» Records about charts and figures:
::::::

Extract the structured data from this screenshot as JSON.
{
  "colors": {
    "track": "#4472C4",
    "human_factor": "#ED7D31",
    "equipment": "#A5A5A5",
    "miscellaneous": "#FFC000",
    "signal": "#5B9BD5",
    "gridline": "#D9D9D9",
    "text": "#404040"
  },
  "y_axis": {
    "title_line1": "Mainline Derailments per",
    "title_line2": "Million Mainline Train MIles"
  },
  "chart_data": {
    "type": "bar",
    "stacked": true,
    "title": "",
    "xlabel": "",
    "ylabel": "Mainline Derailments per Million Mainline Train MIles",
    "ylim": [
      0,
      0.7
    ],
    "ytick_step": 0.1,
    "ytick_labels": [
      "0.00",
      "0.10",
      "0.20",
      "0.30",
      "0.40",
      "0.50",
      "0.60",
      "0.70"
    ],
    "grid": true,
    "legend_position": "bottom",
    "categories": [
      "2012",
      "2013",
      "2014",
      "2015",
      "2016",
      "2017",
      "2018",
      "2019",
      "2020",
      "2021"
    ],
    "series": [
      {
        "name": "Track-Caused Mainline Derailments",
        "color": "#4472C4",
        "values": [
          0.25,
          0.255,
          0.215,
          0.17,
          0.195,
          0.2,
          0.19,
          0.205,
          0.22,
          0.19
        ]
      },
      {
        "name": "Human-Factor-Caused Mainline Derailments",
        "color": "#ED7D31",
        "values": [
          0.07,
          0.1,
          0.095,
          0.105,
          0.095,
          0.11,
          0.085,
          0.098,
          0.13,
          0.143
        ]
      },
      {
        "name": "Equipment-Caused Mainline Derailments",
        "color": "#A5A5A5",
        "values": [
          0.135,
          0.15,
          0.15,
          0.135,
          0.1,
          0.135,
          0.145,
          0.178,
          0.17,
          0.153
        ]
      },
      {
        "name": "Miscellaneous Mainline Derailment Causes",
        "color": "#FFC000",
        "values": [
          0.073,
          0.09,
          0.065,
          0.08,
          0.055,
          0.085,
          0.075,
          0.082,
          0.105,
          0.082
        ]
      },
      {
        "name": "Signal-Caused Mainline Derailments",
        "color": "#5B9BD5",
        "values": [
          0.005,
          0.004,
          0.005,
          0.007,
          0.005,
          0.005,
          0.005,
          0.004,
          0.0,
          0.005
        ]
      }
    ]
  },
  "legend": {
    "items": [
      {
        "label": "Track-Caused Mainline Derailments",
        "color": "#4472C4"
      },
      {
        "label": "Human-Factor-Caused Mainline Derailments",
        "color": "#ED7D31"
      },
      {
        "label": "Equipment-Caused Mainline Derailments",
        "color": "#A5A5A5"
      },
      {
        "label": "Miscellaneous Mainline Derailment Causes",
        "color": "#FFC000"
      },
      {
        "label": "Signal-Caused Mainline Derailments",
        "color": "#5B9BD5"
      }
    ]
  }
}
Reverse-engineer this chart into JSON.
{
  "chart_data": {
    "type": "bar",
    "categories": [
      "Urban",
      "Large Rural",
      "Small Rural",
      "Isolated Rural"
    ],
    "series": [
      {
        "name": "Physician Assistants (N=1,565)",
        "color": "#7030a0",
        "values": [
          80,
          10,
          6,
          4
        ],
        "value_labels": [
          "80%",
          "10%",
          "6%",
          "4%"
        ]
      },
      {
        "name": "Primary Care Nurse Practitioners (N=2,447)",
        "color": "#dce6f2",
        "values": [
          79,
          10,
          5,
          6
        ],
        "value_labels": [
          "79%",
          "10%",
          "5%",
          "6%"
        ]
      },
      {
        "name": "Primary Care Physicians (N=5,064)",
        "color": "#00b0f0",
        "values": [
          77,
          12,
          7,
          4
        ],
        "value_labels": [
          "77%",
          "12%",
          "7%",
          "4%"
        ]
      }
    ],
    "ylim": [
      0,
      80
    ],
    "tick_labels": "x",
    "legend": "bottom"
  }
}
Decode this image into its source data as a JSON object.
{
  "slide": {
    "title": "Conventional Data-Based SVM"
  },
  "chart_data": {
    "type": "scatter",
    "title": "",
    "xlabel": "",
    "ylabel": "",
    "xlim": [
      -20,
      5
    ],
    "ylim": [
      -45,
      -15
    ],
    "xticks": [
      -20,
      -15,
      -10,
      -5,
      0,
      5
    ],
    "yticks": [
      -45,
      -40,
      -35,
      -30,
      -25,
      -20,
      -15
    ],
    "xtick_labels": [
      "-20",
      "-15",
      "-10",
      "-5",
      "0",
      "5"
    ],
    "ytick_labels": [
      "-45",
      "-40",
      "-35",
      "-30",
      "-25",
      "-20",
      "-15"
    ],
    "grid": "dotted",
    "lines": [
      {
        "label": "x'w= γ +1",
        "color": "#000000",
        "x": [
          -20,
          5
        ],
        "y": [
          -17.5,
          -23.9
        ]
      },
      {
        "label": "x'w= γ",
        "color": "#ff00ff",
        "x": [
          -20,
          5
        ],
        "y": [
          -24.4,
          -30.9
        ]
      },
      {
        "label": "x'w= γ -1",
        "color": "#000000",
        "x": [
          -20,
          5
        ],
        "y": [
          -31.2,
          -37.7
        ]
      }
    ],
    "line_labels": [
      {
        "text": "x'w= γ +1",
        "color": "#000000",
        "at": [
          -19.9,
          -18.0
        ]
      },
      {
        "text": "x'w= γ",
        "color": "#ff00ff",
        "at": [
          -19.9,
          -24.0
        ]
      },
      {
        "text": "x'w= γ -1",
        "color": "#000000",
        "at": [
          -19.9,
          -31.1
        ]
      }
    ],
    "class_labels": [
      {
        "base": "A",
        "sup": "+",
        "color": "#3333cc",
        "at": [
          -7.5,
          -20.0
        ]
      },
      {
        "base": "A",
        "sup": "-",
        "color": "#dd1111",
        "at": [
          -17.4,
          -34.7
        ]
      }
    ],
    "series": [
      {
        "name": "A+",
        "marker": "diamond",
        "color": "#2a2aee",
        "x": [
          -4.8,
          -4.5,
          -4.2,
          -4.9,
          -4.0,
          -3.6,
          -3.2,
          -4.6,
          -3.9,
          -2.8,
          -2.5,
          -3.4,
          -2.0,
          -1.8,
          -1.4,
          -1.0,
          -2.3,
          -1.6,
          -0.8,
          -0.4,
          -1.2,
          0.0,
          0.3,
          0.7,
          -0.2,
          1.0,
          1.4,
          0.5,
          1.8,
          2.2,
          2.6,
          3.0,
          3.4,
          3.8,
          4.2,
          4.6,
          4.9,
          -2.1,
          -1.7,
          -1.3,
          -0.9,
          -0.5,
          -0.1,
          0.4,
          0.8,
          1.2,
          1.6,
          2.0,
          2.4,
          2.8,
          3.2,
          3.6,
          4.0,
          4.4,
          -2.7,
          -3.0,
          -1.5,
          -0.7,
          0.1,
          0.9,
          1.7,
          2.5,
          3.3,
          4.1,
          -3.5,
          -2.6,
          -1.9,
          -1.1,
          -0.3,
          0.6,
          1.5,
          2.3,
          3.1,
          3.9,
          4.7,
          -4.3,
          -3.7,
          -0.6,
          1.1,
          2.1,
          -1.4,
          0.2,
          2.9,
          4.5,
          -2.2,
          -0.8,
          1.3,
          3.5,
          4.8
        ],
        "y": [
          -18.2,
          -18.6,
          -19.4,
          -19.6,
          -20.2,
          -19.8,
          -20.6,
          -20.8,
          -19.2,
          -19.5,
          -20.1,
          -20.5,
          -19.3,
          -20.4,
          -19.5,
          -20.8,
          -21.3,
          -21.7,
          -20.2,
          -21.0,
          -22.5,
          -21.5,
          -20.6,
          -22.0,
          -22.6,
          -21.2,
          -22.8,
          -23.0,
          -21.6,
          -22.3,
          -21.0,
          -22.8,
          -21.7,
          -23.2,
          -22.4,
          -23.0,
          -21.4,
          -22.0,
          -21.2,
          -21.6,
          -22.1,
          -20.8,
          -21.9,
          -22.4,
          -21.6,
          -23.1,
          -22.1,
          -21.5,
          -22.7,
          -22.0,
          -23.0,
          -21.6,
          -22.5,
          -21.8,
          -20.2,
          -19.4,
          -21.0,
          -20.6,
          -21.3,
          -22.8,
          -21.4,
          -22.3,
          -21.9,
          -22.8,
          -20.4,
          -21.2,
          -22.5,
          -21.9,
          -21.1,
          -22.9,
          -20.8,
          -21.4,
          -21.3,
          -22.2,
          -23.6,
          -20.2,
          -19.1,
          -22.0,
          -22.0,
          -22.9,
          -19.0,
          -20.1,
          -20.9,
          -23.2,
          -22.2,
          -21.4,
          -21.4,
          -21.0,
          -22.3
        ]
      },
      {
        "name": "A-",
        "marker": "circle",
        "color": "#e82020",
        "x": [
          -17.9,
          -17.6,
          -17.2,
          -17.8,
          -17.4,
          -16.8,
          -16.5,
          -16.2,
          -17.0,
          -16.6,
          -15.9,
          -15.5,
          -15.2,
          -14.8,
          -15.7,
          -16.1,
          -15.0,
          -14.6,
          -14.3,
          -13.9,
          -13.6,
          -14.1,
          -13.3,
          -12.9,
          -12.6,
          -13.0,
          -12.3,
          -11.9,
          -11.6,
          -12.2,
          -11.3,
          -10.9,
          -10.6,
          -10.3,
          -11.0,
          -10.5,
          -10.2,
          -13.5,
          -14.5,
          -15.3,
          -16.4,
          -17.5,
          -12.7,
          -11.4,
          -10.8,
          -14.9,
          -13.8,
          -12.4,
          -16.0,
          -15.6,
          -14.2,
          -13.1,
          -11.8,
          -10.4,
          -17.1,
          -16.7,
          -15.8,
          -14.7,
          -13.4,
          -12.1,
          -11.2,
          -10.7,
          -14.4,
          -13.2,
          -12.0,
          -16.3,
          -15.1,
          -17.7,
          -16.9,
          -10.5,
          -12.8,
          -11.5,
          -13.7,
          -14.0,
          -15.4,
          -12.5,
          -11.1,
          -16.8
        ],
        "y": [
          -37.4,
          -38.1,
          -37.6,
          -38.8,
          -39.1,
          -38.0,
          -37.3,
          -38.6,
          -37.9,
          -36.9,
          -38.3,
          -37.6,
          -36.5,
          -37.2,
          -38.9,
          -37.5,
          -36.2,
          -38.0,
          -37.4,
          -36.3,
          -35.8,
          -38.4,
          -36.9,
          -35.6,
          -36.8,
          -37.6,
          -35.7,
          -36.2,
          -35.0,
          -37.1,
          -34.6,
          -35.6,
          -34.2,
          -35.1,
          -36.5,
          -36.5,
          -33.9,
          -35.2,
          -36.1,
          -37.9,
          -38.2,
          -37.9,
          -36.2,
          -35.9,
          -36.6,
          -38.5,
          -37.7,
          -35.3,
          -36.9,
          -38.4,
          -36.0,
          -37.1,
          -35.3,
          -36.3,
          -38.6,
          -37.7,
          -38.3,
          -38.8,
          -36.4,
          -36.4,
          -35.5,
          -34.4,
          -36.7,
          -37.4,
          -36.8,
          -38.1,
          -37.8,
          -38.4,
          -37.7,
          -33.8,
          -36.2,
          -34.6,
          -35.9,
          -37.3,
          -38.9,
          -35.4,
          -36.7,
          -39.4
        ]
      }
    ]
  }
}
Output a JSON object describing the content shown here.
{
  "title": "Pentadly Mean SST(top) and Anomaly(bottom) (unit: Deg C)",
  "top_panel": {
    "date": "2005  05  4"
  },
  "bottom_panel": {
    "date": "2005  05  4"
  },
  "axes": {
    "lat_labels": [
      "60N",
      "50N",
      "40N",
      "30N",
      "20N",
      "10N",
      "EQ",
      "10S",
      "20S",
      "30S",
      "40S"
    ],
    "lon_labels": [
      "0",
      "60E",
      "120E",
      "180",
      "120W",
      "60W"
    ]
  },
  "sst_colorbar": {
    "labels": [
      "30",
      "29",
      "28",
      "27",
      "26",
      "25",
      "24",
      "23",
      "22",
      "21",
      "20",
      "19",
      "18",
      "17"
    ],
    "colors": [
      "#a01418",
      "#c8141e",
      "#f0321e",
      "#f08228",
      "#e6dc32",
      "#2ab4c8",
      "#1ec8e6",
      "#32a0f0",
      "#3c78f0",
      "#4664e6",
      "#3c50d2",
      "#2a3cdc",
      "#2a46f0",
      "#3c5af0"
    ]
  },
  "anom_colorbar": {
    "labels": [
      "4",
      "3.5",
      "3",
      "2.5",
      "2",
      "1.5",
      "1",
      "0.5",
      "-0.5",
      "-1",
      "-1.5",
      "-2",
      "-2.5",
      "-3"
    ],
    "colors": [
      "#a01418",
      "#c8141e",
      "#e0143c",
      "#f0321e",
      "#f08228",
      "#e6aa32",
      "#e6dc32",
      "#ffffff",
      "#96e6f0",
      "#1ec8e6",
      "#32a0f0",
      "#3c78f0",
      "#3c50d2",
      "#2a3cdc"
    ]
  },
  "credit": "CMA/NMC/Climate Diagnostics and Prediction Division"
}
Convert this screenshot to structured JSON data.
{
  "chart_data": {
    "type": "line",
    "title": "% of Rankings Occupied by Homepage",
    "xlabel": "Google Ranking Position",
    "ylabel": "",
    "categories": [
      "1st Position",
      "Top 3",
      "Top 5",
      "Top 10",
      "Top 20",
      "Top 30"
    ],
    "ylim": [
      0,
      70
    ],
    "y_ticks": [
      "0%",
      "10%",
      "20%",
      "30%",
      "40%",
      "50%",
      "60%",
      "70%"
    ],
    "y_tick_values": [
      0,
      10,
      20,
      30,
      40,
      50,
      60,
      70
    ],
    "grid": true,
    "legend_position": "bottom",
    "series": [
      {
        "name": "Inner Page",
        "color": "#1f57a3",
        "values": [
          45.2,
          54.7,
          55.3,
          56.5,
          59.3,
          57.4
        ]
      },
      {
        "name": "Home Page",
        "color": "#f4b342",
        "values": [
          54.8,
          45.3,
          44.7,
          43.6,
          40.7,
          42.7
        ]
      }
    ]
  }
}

::::::

» WRITTEN EXERCISE:
Look over the records above and copy each line that includes the string "object".

» RESPONSE TO THE EXERCISE:
Decode this image into its source data as a JSON object.
Output a JSON object describing the content shown here.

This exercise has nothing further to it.